● **Task description**
Answer with a single number: the count of lines that hold "maximum".

* begin Rows *

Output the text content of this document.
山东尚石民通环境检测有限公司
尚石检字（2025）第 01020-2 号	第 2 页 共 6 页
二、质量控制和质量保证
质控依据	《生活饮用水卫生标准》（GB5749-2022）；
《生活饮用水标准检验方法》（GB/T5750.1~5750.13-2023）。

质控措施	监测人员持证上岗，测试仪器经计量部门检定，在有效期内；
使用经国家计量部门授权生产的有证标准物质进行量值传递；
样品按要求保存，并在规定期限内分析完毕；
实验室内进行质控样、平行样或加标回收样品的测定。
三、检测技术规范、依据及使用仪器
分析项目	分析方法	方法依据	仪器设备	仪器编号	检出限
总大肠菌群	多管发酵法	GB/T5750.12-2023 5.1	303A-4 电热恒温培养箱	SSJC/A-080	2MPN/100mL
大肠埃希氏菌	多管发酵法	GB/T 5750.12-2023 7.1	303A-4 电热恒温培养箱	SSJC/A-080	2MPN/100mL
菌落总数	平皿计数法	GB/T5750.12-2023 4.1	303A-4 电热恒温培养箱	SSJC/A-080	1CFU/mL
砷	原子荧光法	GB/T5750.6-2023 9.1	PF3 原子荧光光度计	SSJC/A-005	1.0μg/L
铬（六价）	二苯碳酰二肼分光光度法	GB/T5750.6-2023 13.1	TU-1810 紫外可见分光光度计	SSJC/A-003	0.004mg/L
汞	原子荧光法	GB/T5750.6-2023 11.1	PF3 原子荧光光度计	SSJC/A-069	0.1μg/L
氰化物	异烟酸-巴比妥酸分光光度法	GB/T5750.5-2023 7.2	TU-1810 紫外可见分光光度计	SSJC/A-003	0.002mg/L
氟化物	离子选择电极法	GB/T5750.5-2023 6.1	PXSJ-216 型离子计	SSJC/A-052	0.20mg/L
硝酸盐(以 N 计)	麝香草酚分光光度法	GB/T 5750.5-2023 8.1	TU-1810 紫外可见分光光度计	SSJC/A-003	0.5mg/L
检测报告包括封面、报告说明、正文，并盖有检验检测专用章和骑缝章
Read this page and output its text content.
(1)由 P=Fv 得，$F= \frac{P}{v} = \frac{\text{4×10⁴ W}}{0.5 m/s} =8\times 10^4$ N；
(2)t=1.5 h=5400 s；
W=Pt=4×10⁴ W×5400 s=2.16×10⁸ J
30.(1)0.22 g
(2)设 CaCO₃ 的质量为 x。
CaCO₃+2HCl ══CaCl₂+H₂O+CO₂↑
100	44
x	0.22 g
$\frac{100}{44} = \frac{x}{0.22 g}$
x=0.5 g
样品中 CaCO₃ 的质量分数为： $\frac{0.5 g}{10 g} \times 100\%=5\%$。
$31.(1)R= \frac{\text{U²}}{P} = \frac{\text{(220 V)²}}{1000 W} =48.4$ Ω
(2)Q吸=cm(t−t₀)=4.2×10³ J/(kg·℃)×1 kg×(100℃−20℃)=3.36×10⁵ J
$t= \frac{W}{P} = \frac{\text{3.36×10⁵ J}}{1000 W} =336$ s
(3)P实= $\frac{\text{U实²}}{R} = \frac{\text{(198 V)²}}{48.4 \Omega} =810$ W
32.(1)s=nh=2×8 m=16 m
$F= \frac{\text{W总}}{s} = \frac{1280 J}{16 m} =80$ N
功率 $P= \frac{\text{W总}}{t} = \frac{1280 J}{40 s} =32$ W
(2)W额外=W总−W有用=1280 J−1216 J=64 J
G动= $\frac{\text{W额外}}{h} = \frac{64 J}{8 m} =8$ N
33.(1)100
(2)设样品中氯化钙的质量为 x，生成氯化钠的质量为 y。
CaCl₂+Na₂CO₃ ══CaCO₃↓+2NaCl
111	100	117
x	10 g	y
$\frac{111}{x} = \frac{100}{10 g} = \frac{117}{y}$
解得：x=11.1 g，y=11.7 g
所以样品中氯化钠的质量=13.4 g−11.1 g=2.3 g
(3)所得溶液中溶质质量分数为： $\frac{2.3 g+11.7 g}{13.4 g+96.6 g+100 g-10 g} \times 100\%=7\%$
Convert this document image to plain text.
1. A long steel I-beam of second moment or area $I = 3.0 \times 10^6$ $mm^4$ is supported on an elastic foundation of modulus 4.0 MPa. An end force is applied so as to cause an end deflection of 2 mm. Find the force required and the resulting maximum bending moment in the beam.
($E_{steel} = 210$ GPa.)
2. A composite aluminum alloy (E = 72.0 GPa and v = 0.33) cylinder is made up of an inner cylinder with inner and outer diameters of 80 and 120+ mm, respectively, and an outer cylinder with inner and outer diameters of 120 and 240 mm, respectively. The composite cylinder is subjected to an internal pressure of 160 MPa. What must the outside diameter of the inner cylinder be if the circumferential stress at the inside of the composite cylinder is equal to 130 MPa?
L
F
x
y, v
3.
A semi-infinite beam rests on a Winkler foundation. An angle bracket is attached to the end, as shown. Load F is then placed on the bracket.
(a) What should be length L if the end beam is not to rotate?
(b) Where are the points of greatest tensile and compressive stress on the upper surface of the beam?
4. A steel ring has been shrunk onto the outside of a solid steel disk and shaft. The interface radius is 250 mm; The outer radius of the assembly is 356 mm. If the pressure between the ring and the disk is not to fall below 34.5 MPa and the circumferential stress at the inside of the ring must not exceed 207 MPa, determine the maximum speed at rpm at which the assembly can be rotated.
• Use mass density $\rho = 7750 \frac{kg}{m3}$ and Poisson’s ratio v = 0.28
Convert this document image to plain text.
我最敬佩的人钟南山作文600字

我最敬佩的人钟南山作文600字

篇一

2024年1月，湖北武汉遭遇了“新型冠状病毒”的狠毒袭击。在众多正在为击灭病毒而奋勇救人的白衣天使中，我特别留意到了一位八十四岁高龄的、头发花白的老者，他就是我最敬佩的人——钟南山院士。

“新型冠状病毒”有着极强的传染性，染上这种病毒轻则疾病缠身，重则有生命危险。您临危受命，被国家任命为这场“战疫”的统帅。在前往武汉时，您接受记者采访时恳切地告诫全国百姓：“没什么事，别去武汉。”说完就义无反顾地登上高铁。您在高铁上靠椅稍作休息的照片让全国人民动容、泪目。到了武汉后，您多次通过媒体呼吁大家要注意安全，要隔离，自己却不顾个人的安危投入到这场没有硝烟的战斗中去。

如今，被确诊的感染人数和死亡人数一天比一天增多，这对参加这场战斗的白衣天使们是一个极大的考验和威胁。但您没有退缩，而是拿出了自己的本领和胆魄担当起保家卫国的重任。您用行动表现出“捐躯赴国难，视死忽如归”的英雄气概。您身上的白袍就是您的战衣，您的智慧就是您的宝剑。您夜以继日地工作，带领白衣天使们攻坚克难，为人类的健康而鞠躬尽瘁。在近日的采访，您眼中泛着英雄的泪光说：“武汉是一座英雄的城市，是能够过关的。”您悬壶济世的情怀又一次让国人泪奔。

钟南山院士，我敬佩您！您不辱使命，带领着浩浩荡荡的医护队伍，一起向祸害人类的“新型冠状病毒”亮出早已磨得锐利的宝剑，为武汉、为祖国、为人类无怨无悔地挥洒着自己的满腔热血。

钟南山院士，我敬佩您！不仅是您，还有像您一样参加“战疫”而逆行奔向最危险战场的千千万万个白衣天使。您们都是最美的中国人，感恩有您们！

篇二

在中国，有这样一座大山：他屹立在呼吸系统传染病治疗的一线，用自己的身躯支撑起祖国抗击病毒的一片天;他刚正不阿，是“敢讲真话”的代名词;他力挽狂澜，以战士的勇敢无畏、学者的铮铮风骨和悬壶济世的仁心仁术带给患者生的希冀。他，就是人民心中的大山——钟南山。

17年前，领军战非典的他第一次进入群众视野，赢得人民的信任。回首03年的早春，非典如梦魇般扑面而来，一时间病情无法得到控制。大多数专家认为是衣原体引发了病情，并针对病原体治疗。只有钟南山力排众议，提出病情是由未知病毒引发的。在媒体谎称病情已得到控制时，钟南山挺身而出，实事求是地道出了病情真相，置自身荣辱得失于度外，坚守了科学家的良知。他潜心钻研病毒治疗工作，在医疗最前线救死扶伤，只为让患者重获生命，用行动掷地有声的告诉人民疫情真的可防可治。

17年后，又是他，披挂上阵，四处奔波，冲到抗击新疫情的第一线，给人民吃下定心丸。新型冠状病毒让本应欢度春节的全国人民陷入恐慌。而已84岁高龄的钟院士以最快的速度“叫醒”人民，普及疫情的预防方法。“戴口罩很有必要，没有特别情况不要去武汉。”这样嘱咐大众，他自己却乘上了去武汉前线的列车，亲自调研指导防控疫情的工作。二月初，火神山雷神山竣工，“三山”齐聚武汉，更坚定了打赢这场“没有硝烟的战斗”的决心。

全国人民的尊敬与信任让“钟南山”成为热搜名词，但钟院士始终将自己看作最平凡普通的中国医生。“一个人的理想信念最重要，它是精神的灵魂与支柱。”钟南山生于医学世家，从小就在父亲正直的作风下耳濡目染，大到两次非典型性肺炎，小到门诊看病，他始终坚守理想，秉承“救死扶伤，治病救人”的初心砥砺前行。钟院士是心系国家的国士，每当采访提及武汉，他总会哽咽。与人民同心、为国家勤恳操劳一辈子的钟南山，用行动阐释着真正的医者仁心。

* end Rows *

● **Answer**
2